### DIRECTIONS:
Look through the material below. Copy each line that contains the string "Accuracy".

— START SUPPLIED ENTRIES —

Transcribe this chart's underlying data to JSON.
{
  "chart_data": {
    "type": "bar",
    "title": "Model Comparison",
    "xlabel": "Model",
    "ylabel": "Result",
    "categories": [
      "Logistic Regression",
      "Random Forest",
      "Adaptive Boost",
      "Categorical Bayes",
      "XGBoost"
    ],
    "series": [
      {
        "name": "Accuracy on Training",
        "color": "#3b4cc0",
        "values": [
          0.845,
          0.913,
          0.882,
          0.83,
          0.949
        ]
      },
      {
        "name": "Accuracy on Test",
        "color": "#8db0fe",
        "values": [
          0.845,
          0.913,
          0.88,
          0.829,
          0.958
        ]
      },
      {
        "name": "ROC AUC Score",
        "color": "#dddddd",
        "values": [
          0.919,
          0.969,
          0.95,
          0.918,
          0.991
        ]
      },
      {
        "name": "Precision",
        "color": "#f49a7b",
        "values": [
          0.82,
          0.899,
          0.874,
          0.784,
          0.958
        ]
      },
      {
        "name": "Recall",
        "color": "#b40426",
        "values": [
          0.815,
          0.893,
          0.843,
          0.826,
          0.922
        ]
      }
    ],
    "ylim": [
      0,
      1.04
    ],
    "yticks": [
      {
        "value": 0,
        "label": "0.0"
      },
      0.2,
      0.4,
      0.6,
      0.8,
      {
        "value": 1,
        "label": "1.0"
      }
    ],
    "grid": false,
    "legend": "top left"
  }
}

— END SUPPLIED ENTRIES —

### REPLY TO THE EXERCISE:
        "name": "Accuracy on Training",
        "name": "Accuracy on Test",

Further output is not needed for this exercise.